Write out each line beneath this one exactly as it reads.

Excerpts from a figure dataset
>> Begin

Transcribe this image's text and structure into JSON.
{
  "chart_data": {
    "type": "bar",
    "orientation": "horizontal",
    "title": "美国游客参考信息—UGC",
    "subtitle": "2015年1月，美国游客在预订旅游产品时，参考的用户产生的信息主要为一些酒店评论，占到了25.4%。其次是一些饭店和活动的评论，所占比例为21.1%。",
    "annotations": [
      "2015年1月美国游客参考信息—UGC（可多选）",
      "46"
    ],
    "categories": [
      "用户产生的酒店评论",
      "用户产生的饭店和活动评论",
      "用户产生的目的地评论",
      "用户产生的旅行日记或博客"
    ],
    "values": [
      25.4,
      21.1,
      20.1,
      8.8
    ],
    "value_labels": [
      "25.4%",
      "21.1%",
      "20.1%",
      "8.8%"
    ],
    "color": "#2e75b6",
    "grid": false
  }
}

>> End

| SOLUTION TO THIS EXERCISE |
Transcribe this image's text and structure into JSON.
{
  "chart_data": {
    "type": "bar",
    "orientation": "horizontal",
    "title": "美国游客参考信息—UGC",
    "subtitle": "2015年1月，美国游客在预订旅游产品时，参考的用户产生的信息主要为一些酒店评论，占到了25.4%。其次是一些饭店和活动的评论，所占比例为21.1%。",
    "annotations": [
      "2015年1月美国游客参考信息—UGC（可多选）",
      "46"
    ],
    "categories": [
      "用户产生的酒店评论",
      "用户产生的饭店和活动评论",
      "用户产生的目的地评论",
      "用户产生的旅行日记或博客"
    ],
    "values": [
      25.4,
      21.1,
      20.1,
      8.8
    ],
    "value_labels": [
      "25.4%",
      "21.1%",
      "20.1%",
      "8.8%"
    ],
    "color": "#2e75b6",
    "grid": false
  }
}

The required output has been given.